## [ROWS]
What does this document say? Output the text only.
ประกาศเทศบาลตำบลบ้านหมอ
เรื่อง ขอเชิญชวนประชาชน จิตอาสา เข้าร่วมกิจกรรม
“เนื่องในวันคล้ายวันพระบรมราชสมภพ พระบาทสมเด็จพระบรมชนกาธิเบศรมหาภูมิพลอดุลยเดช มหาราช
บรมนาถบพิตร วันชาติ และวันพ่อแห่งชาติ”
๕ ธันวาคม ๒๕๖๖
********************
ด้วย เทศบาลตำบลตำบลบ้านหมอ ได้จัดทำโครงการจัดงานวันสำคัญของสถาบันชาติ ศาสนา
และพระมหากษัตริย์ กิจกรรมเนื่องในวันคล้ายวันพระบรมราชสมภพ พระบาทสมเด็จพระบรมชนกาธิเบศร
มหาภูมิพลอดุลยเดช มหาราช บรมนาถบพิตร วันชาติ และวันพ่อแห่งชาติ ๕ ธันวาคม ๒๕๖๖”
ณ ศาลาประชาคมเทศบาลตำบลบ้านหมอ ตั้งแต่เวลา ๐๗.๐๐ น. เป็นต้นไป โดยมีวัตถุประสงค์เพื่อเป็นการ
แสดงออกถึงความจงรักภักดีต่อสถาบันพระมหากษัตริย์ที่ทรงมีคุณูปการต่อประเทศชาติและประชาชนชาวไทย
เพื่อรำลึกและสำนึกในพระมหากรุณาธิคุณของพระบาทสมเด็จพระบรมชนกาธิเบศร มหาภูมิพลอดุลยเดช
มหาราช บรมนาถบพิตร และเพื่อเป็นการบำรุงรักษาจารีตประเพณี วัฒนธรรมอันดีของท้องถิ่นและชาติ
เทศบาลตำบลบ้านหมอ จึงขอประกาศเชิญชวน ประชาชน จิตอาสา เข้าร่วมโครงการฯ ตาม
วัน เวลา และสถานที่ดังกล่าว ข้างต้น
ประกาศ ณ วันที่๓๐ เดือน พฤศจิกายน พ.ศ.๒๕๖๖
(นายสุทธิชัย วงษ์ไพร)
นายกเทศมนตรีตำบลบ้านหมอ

## [INSTRUCTION]
Return each line of the data that contains the string "นพระบรมราชสมภพ".

## [RESPONSE]
“เนื่องในวันคล้ายวันพระบรมราชสมภพ พระบาทสมเด็จพระบรมชนกาธิเบศรมหาภูมิพลอดุลยเดช มหาราช
และพระมหากษัตริย์ กิจกรรมเนื่องในวันคล้ายวันพระบรมราชสมภพ พระบาทสมเด็จพระบรมชนกาธิเบศร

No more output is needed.